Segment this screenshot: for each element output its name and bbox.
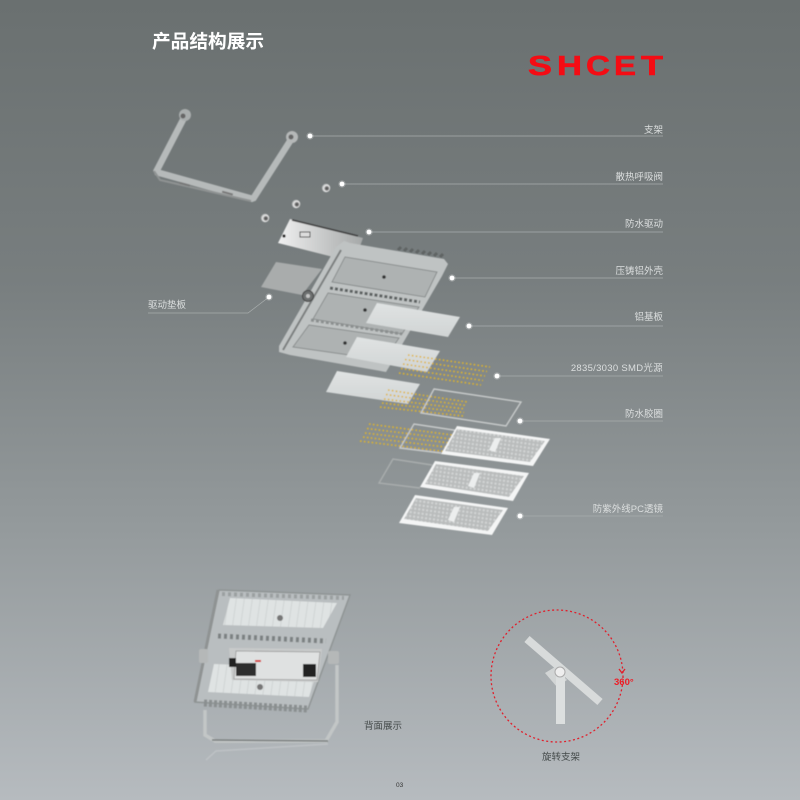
part: PC lens 3	[399, 495, 508, 535]
callout labels: 铝基板	[634, 311, 663, 323]
logo: SHCET: H	[557, 50, 582, 81]
callout labels: 防水胶圈	[625, 408, 663, 420]
part: SMD light sources	[360, 355, 490, 452]
callout labels: 支架	[644, 124, 663, 136]
part: bracket	[154, 109, 298, 201]
part: driver pad	[261, 262, 322, 295]
360 label: 360°	[614, 677, 634, 688]
rotating bracket diagram	[491, 610, 634, 742]
arm	[527, 639, 600, 702]
dashed rotation circle	[491, 610, 623, 742]
callout labels: 防紫外线PC透镜	[593, 503, 663, 515]
callout labels: 2835/3030 SMD光源	[571, 362, 663, 374]
plate	[545, 667, 567, 687]
part: PC lens 1	[441, 426, 550, 466]
logo: SHCET: S	[528, 50, 552, 81]
page number: 03	[396, 782, 404, 789]
callout labels: 防水驱动	[625, 218, 663, 230]
exploded diagram	[154, 109, 550, 535]
logo: SHCET	[528, 50, 663, 81]
title: 产品结构展示	[152, 31, 264, 52]
part: PC lens 2	[420, 461, 529, 501]
part: breather valves	[261, 184, 330, 222]
back view product	[195, 590, 350, 760]
callout labels	[148, 124, 663, 515]
logo: SHCET: T	[641, 50, 663, 81]
part: aluminium boards	[326, 303, 460, 404]
callout labels: 压铸铝外壳	[615, 265, 663, 277]
callout labels: 驱动垫板	[148, 299, 186, 311]
logo: SHCET: C	[586, 50, 610, 81]
stem	[556, 676, 565, 724]
part: waterproof gaskets	[379, 389, 521, 488]
logo: SHCET: E	[614, 50, 636, 81]
part: die-cast aluminium housing	[279, 241, 448, 372]
callout lines and dots	[148, 134, 663, 518]
arrowhead	[619, 669, 625, 673]
callout labels: 散热呼吸阀	[615, 171, 663, 183]
rotating bracket caption: 旋转支架	[542, 751, 581, 763]
pivot	[555, 667, 565, 677]
part: driver	[278, 219, 363, 260]
back view caption: 背面展示	[364, 720, 402, 732]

━━━━

Set task: Reproduce, character for character, the item lines that begin at the one containing "495, 508, 535]" and end after the one containing "184, 330, 222]".

Exercise solution:
part: PC lens 3	[399, 495, 508, 535]
callout labels: 铝基板	[634, 311, 663, 323]
logo: SHCET: H	[557, 50, 582, 81]
callout labels: 防水胶圈	[625, 408, 663, 420]
part: SMD light sources	[360, 355, 490, 452]
callout labels: 支架	[644, 124, 663, 136]
part: bracket	[154, 109, 298, 201]
part: driver pad	[261, 262, 322, 295]
360 label: 360°	[614, 677, 634, 688]
rotating bracket diagram	[491, 610, 634, 742]
arm	[527, 639, 600, 702]
dashed rotation circle	[491, 610, 623, 742]
callout labels: 防紫外线PC透镜	[593, 503, 663, 515]
callout labels: 2835/3030 SMD光源	[571, 362, 663, 374]
plate	[545, 667, 567, 687]
part: PC lens 1	[441, 426, 550, 466]
logo: SHCET: S	[528, 50, 552, 81]
page number: 03	[396, 782, 404, 789]
callout labels: 防水驱动	[625, 218, 663, 230]
exploded diagram	[154, 109, 550, 535]
logo: SHCET	[528, 50, 663, 81]
title: 产品结构展示	[152, 31, 264, 52]
part: PC lens 2	[420, 461, 529, 501]
part: breather valves	[261, 184, 330, 222]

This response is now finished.